- **Given instruction**:
Word for word, give the material below again, minus any images.

[Recorded data]
====================
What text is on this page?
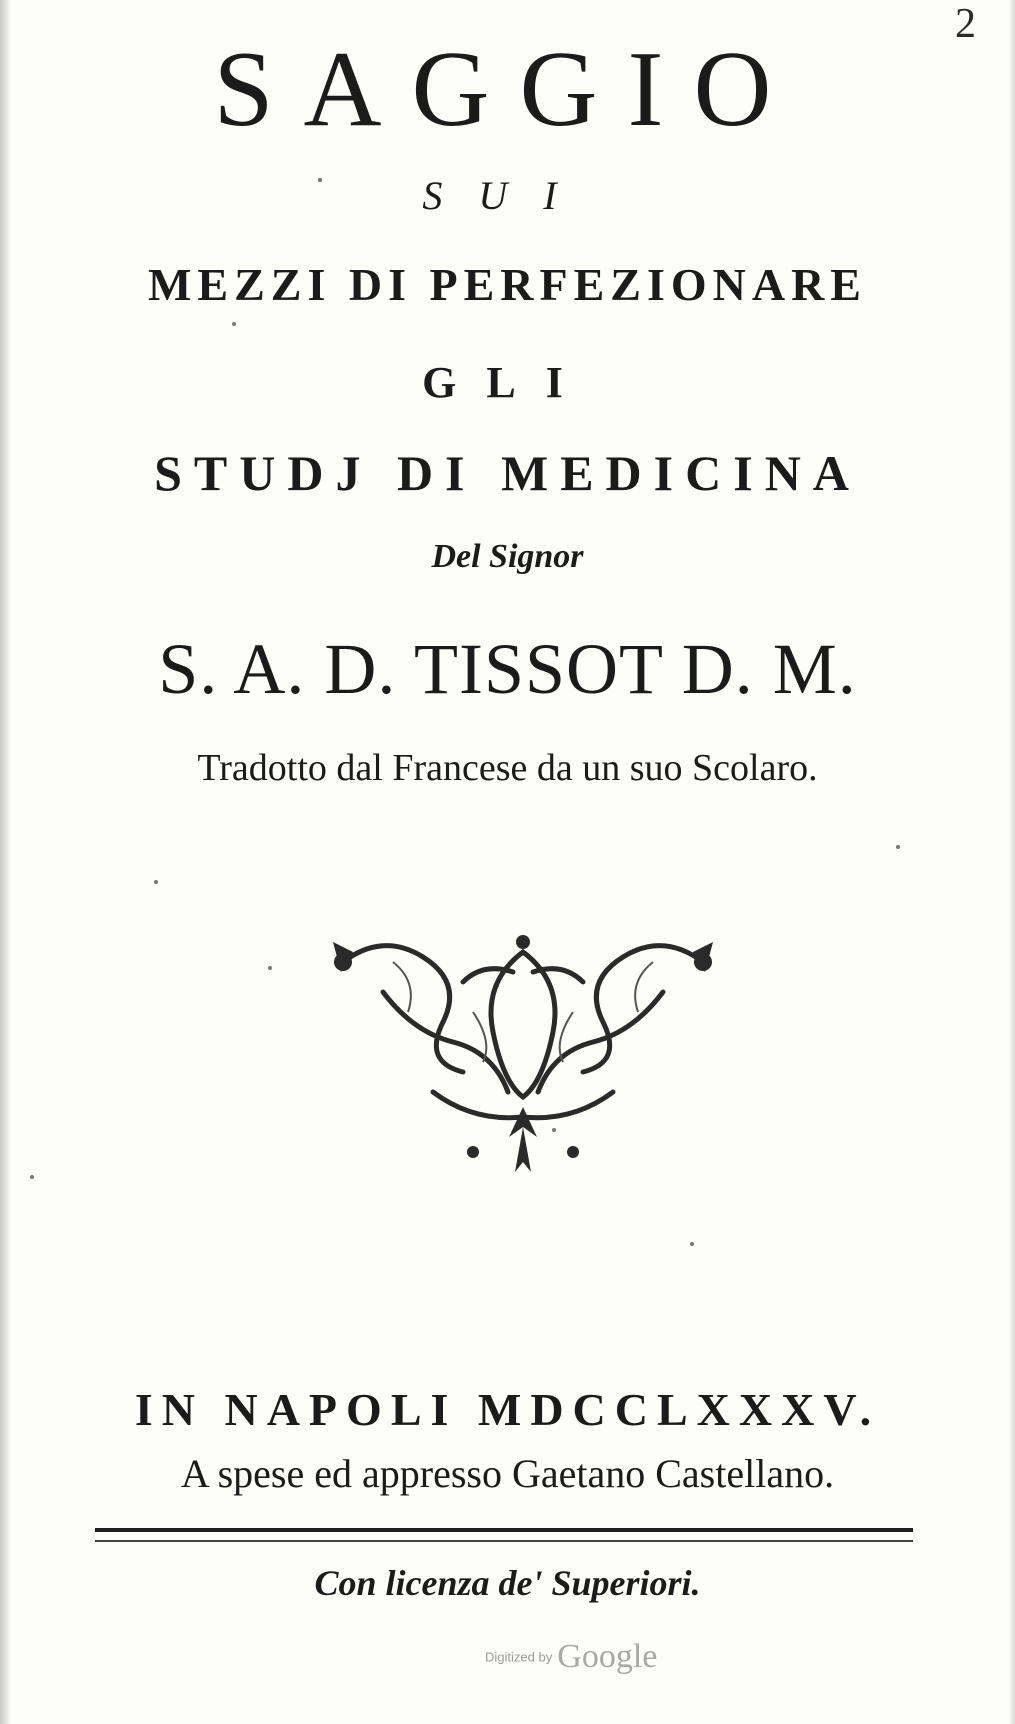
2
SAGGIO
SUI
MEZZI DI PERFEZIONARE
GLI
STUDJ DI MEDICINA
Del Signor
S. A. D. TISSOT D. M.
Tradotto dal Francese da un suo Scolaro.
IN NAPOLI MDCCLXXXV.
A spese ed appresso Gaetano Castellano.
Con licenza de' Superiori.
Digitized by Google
====================
- **Worked solution**:
What text is on this page?
2
SAGGIO
SUI
MEZZI DI PERFEZIONARE
GLI
STUDJ DI MEDICINA
Del Signor
S. A. D. TISSOT D. M.
Tradotto dal Francese da un suo Scolaro.
IN NAPOLI MDCCLXXXV.
A spese ed appresso Gaetano Castellano.
Con licenza de' Superiori.
Digitized by Google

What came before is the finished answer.